• Description of the task:
Where a line in the listing contains the string "into", copy that line out.

* start *

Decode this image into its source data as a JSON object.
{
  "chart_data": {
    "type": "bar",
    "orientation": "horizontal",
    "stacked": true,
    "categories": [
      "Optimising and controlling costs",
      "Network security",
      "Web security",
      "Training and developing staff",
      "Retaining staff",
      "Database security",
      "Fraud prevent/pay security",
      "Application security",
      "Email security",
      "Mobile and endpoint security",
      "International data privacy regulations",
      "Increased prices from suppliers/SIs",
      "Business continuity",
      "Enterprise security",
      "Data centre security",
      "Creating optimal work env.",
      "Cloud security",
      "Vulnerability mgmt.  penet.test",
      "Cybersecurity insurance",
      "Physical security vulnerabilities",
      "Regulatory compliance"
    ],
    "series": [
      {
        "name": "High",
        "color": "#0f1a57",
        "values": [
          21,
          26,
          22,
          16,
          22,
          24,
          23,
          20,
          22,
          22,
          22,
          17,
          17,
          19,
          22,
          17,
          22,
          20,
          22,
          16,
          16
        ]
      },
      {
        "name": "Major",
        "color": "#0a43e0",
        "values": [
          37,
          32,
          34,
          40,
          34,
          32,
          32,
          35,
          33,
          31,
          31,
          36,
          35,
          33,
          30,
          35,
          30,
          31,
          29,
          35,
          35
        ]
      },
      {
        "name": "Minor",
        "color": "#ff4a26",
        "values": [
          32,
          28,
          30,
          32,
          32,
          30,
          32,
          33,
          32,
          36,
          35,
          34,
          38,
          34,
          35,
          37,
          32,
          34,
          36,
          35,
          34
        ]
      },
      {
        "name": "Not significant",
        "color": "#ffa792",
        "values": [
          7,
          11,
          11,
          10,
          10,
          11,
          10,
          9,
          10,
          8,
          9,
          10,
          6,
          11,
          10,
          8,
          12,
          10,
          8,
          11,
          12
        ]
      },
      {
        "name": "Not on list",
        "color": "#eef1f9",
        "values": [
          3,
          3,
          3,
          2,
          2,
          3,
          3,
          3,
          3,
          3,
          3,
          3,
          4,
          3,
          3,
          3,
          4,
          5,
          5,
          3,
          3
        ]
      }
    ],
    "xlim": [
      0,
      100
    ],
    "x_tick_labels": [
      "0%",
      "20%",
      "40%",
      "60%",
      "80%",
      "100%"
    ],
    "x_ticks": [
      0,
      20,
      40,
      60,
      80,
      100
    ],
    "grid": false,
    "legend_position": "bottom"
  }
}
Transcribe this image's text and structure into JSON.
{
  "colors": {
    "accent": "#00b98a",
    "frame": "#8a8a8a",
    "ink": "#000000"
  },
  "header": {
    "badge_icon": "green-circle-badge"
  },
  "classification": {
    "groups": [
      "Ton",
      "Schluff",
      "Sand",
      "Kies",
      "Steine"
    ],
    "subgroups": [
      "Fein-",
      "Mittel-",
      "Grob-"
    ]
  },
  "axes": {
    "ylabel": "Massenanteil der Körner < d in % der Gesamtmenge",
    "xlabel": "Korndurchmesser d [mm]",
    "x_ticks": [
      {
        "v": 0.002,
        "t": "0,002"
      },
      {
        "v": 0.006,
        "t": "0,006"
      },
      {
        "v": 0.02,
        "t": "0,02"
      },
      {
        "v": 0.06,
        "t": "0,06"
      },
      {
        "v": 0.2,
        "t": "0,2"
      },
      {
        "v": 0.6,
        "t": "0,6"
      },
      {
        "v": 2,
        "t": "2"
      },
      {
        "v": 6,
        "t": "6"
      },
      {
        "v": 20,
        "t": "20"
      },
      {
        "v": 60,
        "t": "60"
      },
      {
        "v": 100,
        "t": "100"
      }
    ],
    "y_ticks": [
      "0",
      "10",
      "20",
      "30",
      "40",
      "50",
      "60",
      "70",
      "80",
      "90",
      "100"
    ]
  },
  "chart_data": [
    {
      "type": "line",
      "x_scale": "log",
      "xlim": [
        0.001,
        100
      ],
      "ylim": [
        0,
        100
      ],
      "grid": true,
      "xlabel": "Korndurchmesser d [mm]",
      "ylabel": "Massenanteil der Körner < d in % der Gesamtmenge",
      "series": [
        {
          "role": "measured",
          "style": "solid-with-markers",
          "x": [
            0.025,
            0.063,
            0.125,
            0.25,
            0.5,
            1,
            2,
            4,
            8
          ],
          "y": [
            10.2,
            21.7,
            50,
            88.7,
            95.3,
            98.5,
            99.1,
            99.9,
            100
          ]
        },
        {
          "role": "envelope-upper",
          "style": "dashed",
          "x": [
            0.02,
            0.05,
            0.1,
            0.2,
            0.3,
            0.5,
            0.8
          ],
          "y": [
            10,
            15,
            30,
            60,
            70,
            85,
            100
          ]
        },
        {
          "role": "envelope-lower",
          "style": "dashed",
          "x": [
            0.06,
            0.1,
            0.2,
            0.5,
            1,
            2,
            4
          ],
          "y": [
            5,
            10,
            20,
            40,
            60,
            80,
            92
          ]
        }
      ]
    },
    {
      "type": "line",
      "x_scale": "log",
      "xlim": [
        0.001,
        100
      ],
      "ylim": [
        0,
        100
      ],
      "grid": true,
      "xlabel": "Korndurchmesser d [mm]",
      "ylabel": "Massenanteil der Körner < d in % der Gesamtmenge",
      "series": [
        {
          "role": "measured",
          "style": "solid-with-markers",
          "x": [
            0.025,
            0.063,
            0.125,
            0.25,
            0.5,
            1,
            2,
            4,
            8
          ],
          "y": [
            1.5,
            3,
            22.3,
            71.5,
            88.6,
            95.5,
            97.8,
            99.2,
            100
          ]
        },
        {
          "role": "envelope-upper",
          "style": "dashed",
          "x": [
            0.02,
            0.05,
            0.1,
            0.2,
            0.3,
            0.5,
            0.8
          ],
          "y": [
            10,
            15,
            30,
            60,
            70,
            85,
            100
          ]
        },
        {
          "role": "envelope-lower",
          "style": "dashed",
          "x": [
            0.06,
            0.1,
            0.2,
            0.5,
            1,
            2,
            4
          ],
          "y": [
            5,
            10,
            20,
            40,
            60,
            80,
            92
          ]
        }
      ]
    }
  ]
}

* end *

• Completed task:
Decode this image into its source data as a JSON object.
Transcribe this image's text and structure into JSON.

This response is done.